_WRITTEN REQUEST_
Select every line containing the word "Period" from the material, and copy those lines.

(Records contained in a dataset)
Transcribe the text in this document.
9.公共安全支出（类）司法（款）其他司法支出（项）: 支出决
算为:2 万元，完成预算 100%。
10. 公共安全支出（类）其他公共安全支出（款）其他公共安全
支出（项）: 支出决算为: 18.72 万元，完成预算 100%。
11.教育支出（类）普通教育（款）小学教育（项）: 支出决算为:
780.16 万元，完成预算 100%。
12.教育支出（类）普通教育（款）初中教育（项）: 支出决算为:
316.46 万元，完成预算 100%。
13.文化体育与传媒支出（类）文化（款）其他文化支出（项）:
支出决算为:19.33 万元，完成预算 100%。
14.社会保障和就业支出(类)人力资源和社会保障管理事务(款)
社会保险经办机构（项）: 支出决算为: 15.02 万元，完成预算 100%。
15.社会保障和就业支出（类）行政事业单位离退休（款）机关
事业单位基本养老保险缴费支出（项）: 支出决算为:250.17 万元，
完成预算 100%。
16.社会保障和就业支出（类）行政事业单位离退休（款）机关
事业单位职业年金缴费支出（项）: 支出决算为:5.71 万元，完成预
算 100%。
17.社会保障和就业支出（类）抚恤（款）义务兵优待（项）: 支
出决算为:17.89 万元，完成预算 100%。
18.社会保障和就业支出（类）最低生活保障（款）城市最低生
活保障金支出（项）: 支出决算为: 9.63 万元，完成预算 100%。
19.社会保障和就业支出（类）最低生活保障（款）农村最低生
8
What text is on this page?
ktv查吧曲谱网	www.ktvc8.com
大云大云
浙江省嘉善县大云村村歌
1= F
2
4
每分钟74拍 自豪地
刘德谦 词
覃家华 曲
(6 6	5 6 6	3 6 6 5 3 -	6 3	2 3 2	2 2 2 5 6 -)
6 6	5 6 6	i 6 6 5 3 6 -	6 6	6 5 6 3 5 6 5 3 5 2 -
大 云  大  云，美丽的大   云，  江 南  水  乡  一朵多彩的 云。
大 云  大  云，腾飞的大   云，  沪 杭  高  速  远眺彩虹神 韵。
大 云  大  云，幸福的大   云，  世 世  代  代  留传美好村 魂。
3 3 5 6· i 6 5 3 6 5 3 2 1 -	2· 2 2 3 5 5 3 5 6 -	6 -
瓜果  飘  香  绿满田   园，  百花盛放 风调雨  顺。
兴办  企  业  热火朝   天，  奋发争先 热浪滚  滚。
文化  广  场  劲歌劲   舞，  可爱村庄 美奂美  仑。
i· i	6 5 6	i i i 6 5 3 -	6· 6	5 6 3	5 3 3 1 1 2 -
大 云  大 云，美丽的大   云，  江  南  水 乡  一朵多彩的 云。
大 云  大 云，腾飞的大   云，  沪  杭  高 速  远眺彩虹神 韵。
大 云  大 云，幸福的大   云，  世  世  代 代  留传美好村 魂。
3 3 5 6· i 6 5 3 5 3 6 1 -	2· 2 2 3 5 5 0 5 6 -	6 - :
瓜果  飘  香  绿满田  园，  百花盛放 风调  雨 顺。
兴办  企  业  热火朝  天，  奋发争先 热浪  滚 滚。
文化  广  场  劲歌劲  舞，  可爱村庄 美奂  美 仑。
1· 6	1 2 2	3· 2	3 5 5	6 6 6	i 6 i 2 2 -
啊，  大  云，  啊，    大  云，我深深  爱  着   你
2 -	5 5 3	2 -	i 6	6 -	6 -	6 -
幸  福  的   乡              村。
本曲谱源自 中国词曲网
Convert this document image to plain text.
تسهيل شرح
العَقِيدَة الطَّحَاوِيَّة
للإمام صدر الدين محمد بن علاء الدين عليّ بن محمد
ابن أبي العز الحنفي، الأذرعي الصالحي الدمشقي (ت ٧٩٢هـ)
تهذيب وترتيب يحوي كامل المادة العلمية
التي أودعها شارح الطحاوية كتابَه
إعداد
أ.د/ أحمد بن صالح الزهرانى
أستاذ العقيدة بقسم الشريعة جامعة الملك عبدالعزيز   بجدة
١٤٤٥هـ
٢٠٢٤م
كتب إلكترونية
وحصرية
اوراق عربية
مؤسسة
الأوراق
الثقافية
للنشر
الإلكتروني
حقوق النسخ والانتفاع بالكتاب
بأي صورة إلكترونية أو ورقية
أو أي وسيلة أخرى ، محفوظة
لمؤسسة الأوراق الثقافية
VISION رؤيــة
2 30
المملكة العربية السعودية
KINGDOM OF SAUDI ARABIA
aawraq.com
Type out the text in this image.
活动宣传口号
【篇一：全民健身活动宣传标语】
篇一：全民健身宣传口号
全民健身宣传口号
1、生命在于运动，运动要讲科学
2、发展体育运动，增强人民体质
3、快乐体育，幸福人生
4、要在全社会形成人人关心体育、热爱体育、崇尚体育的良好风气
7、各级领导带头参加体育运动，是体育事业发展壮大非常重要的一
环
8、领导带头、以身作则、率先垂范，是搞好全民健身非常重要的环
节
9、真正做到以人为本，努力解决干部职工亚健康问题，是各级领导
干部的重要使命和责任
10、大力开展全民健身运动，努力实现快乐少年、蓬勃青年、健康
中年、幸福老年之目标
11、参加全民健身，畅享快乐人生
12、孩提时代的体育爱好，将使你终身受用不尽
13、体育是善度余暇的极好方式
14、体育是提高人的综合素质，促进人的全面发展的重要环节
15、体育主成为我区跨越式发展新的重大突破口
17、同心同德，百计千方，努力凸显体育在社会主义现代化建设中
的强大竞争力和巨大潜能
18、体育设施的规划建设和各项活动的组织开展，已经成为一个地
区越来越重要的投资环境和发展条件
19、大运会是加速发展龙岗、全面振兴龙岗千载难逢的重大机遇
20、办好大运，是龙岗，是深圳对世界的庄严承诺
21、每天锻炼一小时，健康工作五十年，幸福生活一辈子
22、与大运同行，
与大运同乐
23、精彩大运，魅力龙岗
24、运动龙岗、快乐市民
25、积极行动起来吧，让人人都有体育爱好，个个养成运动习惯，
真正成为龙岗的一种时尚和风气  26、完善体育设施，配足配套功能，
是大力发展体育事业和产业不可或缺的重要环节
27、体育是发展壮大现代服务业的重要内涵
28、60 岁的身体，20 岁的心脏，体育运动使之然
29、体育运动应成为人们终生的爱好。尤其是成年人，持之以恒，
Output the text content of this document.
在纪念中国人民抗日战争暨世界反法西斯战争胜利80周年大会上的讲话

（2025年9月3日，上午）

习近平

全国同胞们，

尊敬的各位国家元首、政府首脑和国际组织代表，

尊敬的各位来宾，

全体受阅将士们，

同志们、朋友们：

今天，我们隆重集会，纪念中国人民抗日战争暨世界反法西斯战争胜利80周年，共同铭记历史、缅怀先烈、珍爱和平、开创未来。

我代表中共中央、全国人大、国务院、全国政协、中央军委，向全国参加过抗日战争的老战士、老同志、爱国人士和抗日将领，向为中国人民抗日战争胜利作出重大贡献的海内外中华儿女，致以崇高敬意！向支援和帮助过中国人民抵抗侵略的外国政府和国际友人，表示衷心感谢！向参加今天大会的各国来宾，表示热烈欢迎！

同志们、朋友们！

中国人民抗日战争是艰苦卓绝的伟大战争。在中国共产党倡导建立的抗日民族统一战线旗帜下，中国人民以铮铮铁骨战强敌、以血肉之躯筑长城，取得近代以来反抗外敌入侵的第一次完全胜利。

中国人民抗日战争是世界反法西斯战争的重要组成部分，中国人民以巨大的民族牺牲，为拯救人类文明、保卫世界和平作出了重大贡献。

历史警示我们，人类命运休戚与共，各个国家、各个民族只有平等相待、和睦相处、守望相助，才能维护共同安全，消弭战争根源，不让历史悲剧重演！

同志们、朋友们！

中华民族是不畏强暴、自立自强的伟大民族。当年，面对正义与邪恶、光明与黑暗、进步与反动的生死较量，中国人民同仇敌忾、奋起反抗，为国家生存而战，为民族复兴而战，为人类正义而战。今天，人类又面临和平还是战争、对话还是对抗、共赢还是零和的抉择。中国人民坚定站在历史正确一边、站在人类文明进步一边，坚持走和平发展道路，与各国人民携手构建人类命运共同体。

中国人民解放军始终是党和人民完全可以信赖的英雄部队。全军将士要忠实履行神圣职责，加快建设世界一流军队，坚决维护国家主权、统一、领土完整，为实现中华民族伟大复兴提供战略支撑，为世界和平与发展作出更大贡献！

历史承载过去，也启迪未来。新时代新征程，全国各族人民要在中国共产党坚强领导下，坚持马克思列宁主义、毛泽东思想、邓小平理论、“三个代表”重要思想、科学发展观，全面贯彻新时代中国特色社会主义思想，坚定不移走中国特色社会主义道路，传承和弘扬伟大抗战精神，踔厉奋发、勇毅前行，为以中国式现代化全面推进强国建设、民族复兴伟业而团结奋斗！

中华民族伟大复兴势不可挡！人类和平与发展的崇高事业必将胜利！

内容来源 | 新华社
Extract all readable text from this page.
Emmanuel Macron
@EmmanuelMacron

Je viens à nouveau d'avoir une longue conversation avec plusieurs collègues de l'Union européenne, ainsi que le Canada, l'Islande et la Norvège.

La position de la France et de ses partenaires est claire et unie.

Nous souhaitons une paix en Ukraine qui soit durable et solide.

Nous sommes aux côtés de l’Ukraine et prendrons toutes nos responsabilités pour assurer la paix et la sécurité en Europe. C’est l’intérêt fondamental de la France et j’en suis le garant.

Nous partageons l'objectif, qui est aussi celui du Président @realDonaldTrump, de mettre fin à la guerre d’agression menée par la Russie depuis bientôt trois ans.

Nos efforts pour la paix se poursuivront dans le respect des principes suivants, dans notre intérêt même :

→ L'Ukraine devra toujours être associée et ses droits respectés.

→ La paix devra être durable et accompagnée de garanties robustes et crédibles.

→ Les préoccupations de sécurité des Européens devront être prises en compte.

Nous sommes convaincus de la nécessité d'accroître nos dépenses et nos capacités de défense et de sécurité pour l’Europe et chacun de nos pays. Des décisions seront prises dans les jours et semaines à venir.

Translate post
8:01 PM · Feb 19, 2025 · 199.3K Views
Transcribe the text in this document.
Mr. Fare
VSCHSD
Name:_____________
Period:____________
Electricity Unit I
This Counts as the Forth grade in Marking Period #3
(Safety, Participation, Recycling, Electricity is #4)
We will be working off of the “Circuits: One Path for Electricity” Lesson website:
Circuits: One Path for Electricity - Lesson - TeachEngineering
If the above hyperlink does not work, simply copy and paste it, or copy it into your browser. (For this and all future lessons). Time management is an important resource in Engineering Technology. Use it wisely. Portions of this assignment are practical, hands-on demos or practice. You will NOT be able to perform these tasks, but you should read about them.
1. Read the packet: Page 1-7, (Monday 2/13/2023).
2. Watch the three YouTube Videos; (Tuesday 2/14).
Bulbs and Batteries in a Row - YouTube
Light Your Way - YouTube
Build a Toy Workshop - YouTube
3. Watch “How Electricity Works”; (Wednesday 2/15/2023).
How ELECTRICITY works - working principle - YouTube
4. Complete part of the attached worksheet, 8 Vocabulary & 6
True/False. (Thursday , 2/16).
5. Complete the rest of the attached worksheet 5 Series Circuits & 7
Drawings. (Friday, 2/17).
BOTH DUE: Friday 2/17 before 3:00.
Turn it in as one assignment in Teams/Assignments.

_EXPECTED ANSWER_
Period:____________
This Counts as the Forth grade in Marking Period #3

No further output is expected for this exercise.